(Items from a data source)
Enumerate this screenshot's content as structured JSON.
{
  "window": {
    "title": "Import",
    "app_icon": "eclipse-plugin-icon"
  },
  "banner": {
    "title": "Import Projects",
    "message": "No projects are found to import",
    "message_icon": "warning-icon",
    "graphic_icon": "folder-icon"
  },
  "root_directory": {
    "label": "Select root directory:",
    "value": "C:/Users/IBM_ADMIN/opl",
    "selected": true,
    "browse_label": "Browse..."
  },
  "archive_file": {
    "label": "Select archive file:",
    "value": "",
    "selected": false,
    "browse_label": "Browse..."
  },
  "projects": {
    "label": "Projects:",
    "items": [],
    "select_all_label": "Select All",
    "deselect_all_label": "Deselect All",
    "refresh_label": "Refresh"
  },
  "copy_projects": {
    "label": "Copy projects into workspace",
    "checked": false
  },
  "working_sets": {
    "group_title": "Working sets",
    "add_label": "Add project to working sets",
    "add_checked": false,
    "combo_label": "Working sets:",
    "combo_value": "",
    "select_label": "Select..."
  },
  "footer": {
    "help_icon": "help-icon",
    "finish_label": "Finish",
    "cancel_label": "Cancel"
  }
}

▸ **EXERCISE GOAL**
Output the complete data exactly as written.

▸ **SOLUTION TO THIS PROBLEM**
Enumerate this screenshot's content as structured JSON.
{
  "window": {
    "title": "Import",
    "app_icon": "eclipse-plugin-icon"
  },
  "banner": {
    "title": "Import Projects",
    "message": "No projects are found to import",
    "message_icon": "warning-icon",
    "graphic_icon": "folder-icon"
  },
  "root_directory": {
    "label": "Select root directory:",
    "value": "C:/Users/IBM_ADMIN/opl",
    "selected": true,
    "browse_label": "Browse..."
  },
  "archive_file": {
    "label": "Select archive file:",
    "value": "",
    "selected": false,
    "browse_label": "Browse..."
  },
  "projects": {
    "label": "Projects:",
    "items": [],
    "select_all_label": "Select All",
    "deselect_all_label": "Deselect All",
    "refresh_label": "Refresh"
  },
  "copy_projects": {
    "label": "Copy projects into workspace",
    "checked": false
  },
  "working_sets": {
    "group_title": "Working sets",
    "add_label": "Add project to working sets",
    "add_checked": false,
    "combo_label": "Working sets:",
    "combo_value": "",
    "select_label": "Select..."
  },
  "footer": {
    "help_icon": "help-icon",
    "finish_label": "Finish",
    "cancel_label": "Cancel"
  }
}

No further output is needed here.